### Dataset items
┄┄┄┄┄┄┄┄┄┄┄┄┄┄┄┄┄┄┄┄
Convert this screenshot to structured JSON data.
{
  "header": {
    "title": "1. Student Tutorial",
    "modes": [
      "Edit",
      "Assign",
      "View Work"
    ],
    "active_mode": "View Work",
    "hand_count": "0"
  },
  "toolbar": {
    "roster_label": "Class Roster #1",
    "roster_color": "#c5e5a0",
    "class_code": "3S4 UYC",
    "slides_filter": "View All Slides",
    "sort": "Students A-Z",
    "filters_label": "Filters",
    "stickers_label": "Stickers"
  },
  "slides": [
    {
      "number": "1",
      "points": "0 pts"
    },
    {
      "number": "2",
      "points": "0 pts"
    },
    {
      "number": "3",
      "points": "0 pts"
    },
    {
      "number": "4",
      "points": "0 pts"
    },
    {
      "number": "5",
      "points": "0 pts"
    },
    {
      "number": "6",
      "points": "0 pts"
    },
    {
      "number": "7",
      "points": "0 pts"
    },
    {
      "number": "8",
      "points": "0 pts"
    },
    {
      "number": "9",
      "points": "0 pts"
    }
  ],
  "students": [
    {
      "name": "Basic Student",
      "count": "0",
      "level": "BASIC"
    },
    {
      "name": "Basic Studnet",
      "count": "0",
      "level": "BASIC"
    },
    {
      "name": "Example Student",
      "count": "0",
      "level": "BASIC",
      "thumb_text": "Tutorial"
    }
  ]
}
┄┄┄┄┄┄┄┄┄┄┄┄┄┄┄┄┄┄┄┄
### AIM
Restate the whole listing exactly, leaving out nothing.

### RESPONSE
Convert this screenshot to structured JSON data.
{
  "header": {
    "title": "1. Student Tutorial",
    "modes": [
      "Edit",
      "Assign",
      "View Work"
    ],
    "active_mode": "View Work",
    "hand_count": "0"
  },
  "toolbar": {
    "roster_label": "Class Roster #1",
    "roster_color": "#c5e5a0",
    "class_code": "3S4 UYC",
    "slides_filter": "View All Slides",
    "sort": "Students A-Z",
    "filters_label": "Filters",
    "stickers_label": "Stickers"
  },
  "slides": [
    {
      "number": "1",
      "points": "0 pts"
    },
    {
      "number": "2",
      "points": "0 pts"
    },
    {
      "number": "3",
      "points": "0 pts"
    },
    {
      "number": "4",
      "points": "0 pts"
    },
    {
      "number": "5",
      "points": "0 pts"
    },
    {
      "number": "6",
      "points": "0 pts"
    },
    {
      "number": "7",
      "points": "0 pts"
    },
    {
      "number": "8",
      "points": "0 pts"
    },
    {
      "number": "9",
      "points": "0 pts"
    }
  ],
  "students": [
    {
      "name": "Basic Student",
      "count": "0",
      "level": "BASIC"
    },
    {
      "name": "Basic Studnet",
      "count": "0",
      "level": "BASIC"
    },
    {
      "name": "Example Student",
      "count": "0",
      "level": "BASIC",
      "thumb_text": "Tutorial"
    }
  ]
}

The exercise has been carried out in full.